The task: Where a line holds "about", copy it.

##### Available data

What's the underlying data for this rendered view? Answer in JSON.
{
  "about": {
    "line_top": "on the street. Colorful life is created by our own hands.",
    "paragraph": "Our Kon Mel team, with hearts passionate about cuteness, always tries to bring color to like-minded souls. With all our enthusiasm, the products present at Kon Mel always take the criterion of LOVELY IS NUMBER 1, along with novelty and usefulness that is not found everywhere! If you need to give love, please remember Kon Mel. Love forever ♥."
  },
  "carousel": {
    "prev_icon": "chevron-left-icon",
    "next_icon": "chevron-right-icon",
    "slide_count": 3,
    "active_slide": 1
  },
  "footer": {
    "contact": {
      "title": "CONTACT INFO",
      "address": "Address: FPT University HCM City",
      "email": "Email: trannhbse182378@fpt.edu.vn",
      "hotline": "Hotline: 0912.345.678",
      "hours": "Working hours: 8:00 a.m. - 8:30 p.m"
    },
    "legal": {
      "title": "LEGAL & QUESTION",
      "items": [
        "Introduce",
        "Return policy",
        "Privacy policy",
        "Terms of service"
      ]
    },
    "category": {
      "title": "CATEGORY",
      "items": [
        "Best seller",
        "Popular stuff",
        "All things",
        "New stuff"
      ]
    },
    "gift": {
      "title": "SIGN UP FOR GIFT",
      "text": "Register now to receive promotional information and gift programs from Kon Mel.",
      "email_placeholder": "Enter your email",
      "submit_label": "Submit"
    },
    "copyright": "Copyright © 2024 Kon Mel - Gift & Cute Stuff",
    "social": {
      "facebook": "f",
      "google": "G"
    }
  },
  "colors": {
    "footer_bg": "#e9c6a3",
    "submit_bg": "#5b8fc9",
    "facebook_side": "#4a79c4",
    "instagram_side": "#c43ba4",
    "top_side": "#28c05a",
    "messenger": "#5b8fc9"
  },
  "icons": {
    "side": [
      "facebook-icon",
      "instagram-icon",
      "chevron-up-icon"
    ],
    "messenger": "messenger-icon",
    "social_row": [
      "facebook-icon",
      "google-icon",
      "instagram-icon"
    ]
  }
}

##########

Finished task:
  "about": {
    "paragraph": "Our Kon Mel team, with hearts passionate about cuteness, always tries to bring color to like-minded souls. With all our enthusiasm, the products present at Kon Mel always take the criterion of LOVELY IS NUMBER 1, along with novelty and usefulness that is not found everywhere! If you need to give love, please remember Kon Mel. Love forever ♥."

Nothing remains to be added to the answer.